- [Task instructions]: Write every record out again exactly, and keep images out of it.

- [Records shown]:
---

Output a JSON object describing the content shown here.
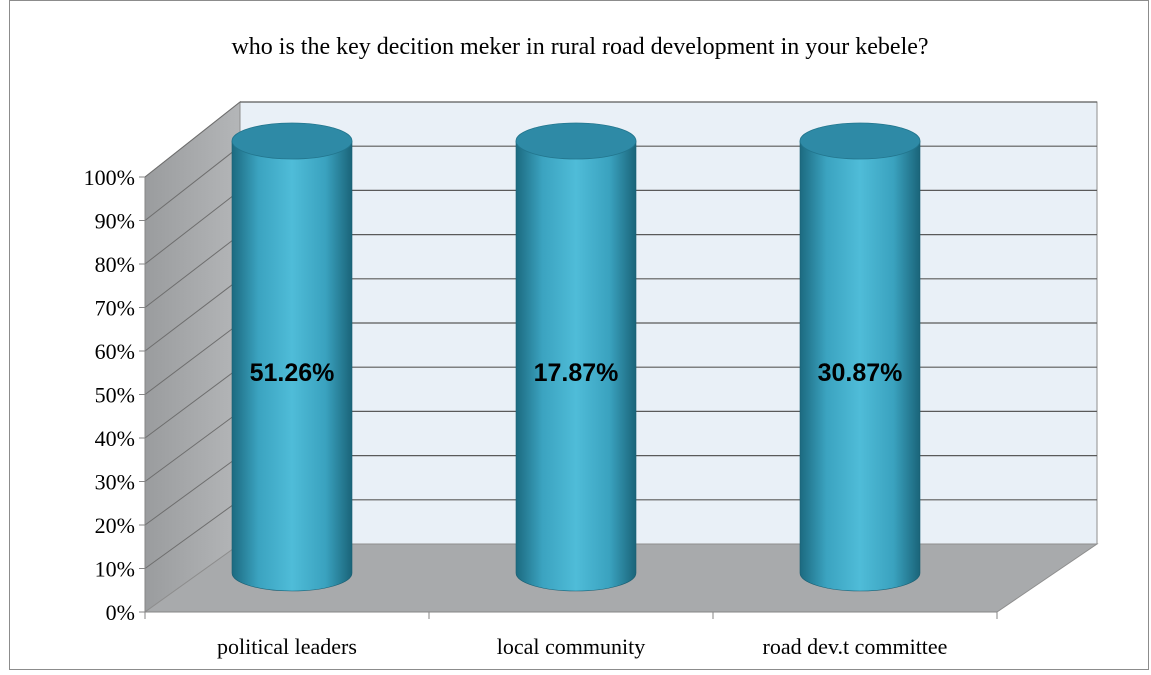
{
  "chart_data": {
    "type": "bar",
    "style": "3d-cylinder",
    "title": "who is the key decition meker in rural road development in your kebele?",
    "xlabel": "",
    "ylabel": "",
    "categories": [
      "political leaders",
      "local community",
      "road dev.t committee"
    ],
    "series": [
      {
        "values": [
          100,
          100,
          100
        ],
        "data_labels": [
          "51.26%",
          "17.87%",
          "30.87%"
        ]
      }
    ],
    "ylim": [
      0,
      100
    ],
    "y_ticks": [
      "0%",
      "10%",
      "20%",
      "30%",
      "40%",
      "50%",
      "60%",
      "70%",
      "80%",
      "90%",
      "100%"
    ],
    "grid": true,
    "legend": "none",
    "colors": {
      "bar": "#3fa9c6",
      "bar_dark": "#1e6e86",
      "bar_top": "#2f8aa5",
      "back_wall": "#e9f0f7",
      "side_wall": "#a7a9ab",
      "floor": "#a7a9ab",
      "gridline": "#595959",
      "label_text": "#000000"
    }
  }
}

---

- [Solution to this task]:
Output a JSON object describing the content shown here.
{
  "chart_data": {
    "type": "bar",
    "style": "3d-cylinder",
    "title": "who is the key decition meker in rural road development in your kebele?",
    "xlabel": "",
    "ylabel": "",
    "categories": [
      "political leaders",
      "local community",
      "road dev.t committee"
    ],
    "series": [
      {
        "values": [
          100,
          100,
          100
        ],
        "data_labels": [
          "51.26%",
          "17.87%",
          "30.87%"
        ]
      }
    ],
    "ylim": [
      0,
      100
    ],
    "y_ticks": [
      "0%",
      "10%",
      "20%",
      "30%",
      "40%",
      "50%",
      "60%",
      "70%",
      "80%",
      "90%",
      "100%"
    ],
    "grid": true,
    "legend": "none",
    "colors": {
      "bar": "#3fa9c6",
      "bar_dark": "#1e6e86",
      "bar_top": "#2f8aa5",
      "back_wall": "#e9f0f7",
      "side_wall": "#a7a9ab",
      "floor": "#a7a9ab",
      "gridline": "#595959",
      "label_text": "#000000"
    }
  }
}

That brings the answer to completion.